THE PROBLEM: Give nothing except the number of lines containing the word "Novák".

DATA PROVIDED:
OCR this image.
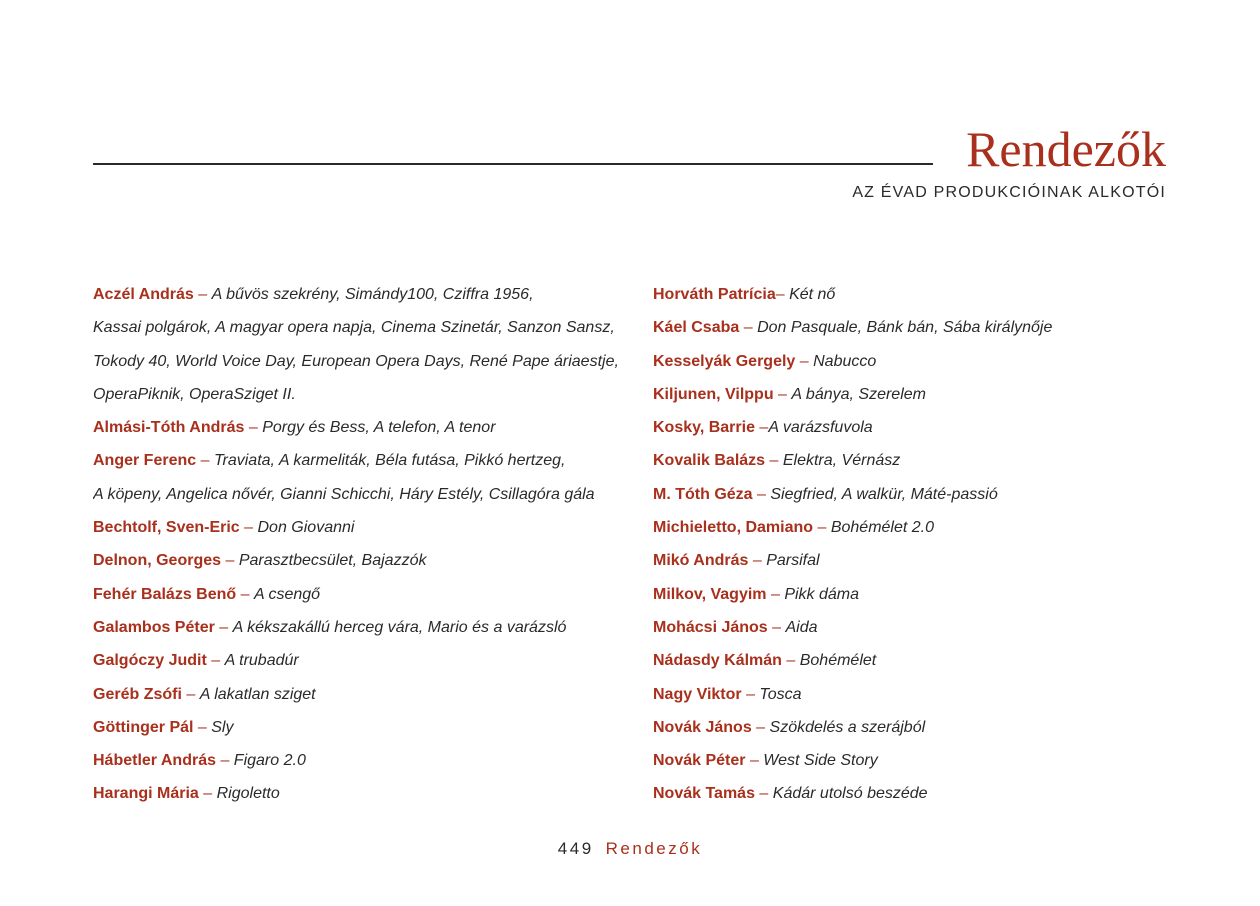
Rendezők
AZ ÉVAD PRODUKCIÓINAK ALKOTÓI
Aczél András – A bűvös szekrény, Simándy100, Cziffra 1956,
Kassai polgárok, A magyar opera napja, Cinema Szinetár, Sanzon Sansz,
Tokody 40, World Voice Day, European Opera Days, René Pape áriaestje,
OperaPiknik, OperaSziget II.
Almási-Tóth András – Porgy és Bess, A telefon, A tenor
Anger Ferenc – Traviata, A karmeliták, Béla futása, Pikkó hertzeg,
A köpeny, Angelica nővér, Gianni Schicchi, Háry Estély, Csillagóra gála
Bechtolf, Sven-Eric – Don Giovanni
Delnon, Georges – Parasztbecsület, Bajazzók
Fehér Balázs Benő – A csengő
Galambos Péter – A kékszakállú herceg vára, Mario és a varázsló
Galgóczy Judit – A trubadúr
Geréb Zsófi – A lakatlan sziget
Göttinger Pál – Sly
Hábetler András – Figaro 2.0
Harangi Mária – Rigoletto
Horváth Patrícia– Két nő
Káel Csaba – Don Pasquale, Bánk bán, Sába királynője
Kesselyák Gergely – Nabucco
Kiljunen, Vilppu – A bánya, Szerelem
Kosky, Barrie –A varázsfuvola
Kovalik Balázs – Elektra, Vérnász
M. Tóth Géza – Siegfried, A walkür, Máté-passió
Michieletto, Damiano – Bohémélet 2.0
Mikó András – Parsifal
Milkov, Vagyim – Pikk dáma
Mohácsi János – Aida
Nádasdy Kálmán – Bohémélet
Nagy Viktor – Tosca
Novák János – Szökdelés a szerájból
Novák Péter – West Side Story
Novák Tamás – Kádár utolsó beszéde
449 Rendezők
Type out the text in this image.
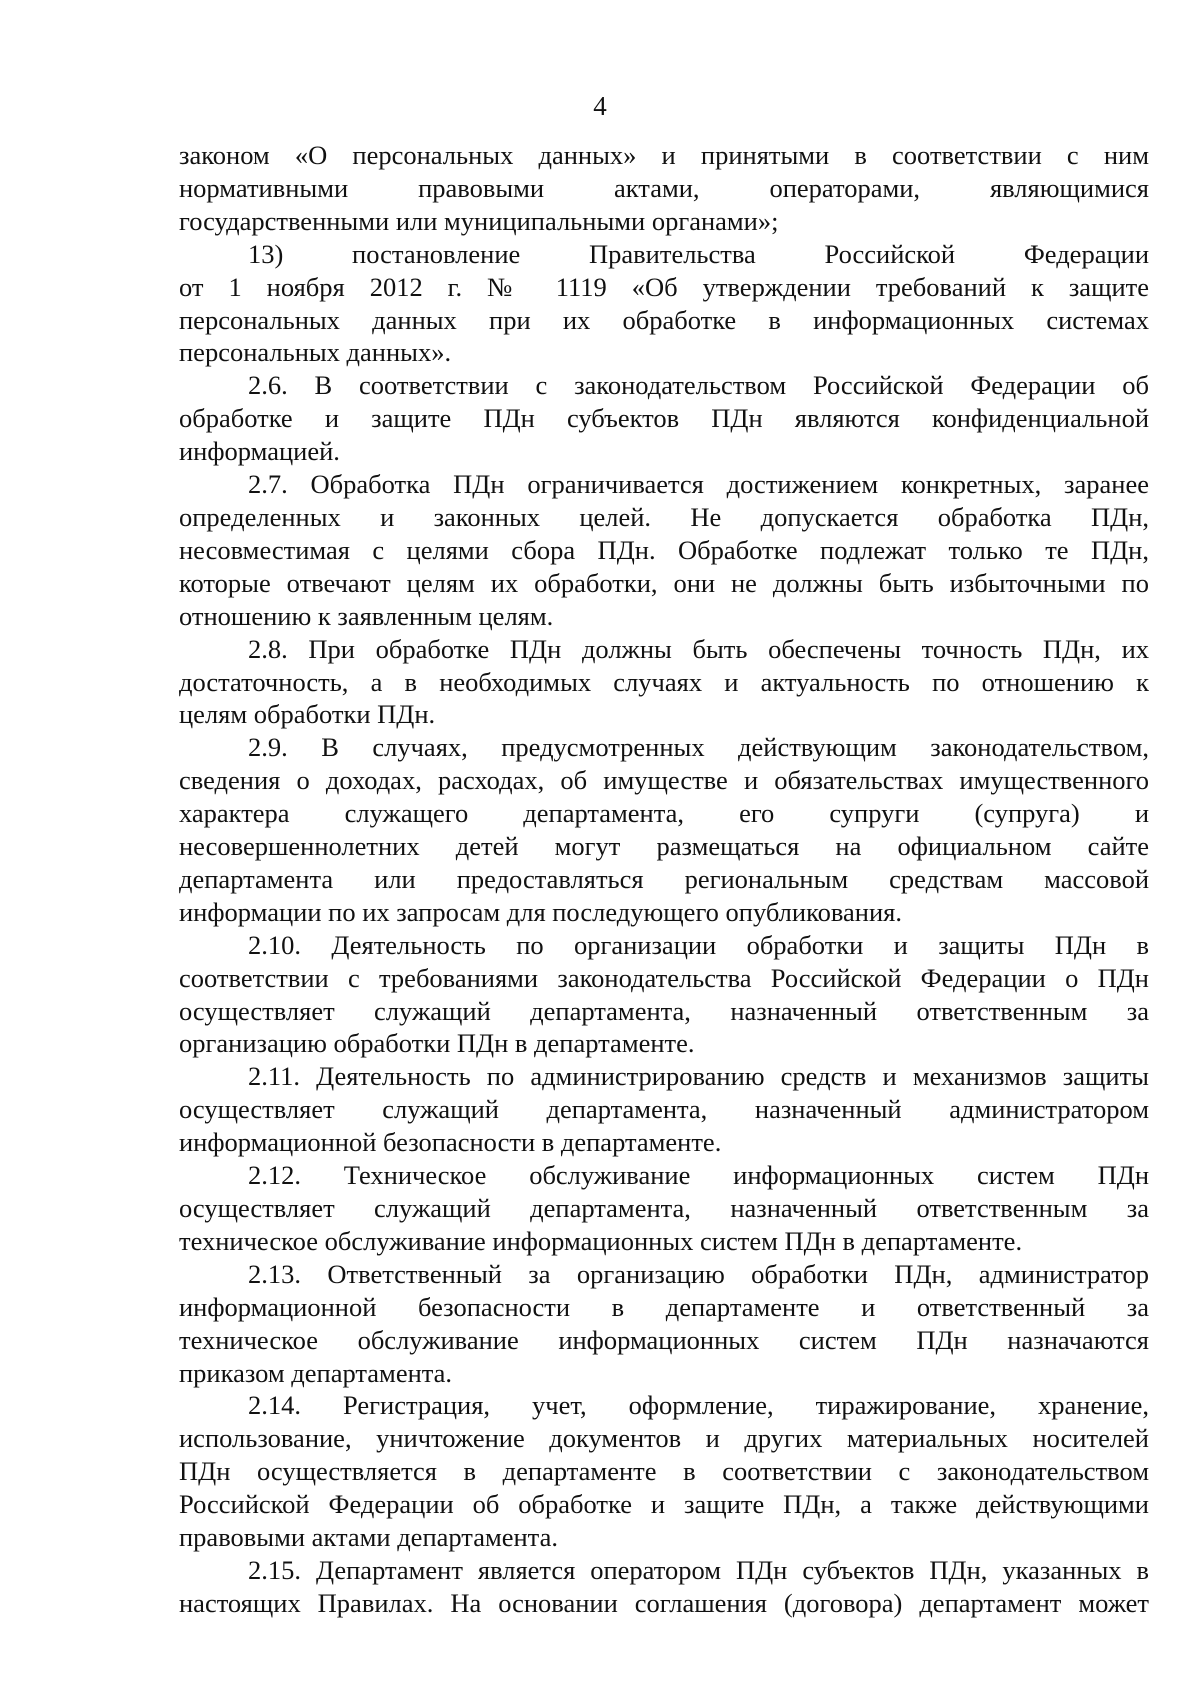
4
законом «О персональных данных» и принятыми в соответствии с ним
нормативными правовыми актами, операторами, являющимися
государственными или муниципальными органами»;
13) постановление Правительства Российской Федерации
от 1 ноября 2012 г. № 1119 «Об утверждении требований к защите
персональных данных при их обработке в информационных системах
персональных данных».
2.6. В соответствии с законодательством Российской Федерации об
обработке и защите ПДн субъектов ПДн являются конфиденциальной
информацией.
2.7. Обработка ПДн ограничивается достижением конкретных, заранее
определенных и законных целей. Не допускается обработка ПДн,
несовместимая с целями сбора ПДн. Обработке подлежат только те ПДн,
которые отвечают целям их обработки, они не должны быть избыточными по
отношению к заявленным целям.
2.8. При обработке ПДн должны быть обеспечены точность ПДн, их
достаточность, а в необходимых случаях и актуальность по отношению к
целям обработки ПДн.
2.9. В случаях, предусмотренных действующим законодательством,
сведения о доходах, расходах, об имуществе и обязательствах имущественного
характера служащего департамента, его супруги (супруга) и
несовершеннолетних детей могут размещаться на официальном сайте
департамента или предоставляться региональным средствам массовой
информации по их запросам для последующего опубликования.
2.10. Деятельность по организации обработки и защиты ПДн в
соответствии с требованиями законодательства Российской Федерации о ПДн
осуществляет служащий департамента, назначенный ответственным за
организацию обработки ПДн в департаменте.
2.11. Деятельность по администрированию средств и механизмов защиты
осуществляет служащий департамента, назначенный администратором
информационной безопасности в департаменте.
2.12. Техническое обслуживание информационных систем ПДн
осуществляет служащий департамента, назначенный ответственным за
техническое обслуживание информационных систем ПДн в департаменте.
2.13. Ответственный за организацию обработки ПДн, администратор
информационной безопасности в департаменте и ответственный за
техническое обслуживание информационных систем ПДн назначаются
приказом департамента.
2.14. Регистрация, учет, оформление, тиражирование, хранение,
использование, уничтожение документов и других материальных носителей
ПДн осуществляется в департаменте в соответствии с законодательством
Российской Федерации об обработке и защите ПДн, а также действующими
правовыми актами департамента.
2.15. Департамент является оператором ПДн субъектов ПДн, указанных в
настоящих Правилах. На основании соглашения (договора) департамент может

SOLUTION FOR THIS TASK: 3